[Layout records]
• • •
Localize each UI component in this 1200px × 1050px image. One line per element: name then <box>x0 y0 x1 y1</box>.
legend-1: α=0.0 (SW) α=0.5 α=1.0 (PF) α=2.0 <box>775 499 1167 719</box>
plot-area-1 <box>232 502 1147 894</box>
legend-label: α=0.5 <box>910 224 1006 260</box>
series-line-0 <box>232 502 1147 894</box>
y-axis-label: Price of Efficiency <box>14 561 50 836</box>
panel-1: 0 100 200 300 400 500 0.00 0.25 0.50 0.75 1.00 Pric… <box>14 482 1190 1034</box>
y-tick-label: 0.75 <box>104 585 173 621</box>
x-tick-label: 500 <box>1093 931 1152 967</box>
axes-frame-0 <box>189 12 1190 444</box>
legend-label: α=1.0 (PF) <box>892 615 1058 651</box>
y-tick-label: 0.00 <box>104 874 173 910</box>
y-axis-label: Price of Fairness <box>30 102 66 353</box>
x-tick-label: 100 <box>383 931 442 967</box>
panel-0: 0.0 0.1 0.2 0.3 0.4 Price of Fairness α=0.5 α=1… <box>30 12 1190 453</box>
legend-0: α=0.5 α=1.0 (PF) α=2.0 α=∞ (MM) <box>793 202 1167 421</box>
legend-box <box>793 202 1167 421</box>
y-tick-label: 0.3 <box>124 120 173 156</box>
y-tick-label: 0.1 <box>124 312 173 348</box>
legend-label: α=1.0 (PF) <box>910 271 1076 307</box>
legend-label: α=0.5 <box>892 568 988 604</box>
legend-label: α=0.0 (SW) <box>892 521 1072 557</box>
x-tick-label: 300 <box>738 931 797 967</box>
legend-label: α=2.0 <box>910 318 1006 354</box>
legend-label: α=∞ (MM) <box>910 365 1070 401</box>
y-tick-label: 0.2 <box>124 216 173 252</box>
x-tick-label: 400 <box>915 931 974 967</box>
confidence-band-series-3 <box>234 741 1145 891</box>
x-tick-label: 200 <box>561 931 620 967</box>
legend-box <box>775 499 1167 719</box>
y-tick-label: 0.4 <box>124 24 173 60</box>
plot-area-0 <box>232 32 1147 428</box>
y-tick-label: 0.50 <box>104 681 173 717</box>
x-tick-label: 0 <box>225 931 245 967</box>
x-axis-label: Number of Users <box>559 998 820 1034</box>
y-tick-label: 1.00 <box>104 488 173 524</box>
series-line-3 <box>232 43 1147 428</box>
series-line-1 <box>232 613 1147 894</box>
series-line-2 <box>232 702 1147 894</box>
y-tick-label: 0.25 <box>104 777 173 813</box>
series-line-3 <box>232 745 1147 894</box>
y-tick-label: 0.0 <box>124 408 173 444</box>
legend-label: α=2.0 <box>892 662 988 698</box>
• • •
Reproduce the entries above word for word, starting from the first one and ending with the line that contains "legend-box <box>793 202 1167 421</box>", with that line included.

Localize each UI component in this 1200px × 1050px image. One line per element: name then <box>x0 y0 x1 y1</box>.
legend-1: α=0.0 (SW) α=0.5 α=1.0 (PF) α=2.0 <box>775 499 1167 719</box>
plot-area-1 <box>232 502 1147 894</box>
legend-label: α=0.5 <box>910 224 1006 260</box>
series-line-0 <box>232 502 1147 894</box>
y-axis-label: Price of Efficiency <box>14 561 50 836</box>
panel-1: 0 100 200 300 400 500 0.00 0.25 0.50 0.75 1.00 Pric… <box>14 482 1190 1034</box>
y-tick-label: 0.75 <box>104 585 173 621</box>
x-tick-label: 500 <box>1093 931 1152 967</box>
axes-frame-0 <box>189 12 1190 444</box>
legend-label: α=1.0 (PF) <box>892 615 1058 651</box>
y-tick-label: 0.00 <box>104 874 173 910</box>
y-axis-label: Price of Fairness <box>30 102 66 353</box>
x-tick-label: 100 <box>383 931 442 967</box>
panel-0: 0.0 0.1 0.2 0.3 0.4 Price of Fairness α=0.5 α=1… <box>30 12 1190 453</box>
legend-0: α=0.5 α=1.0 (PF) α=2.0 α=∞ (MM) <box>793 202 1167 421</box>
legend-box <box>793 202 1167 421</box>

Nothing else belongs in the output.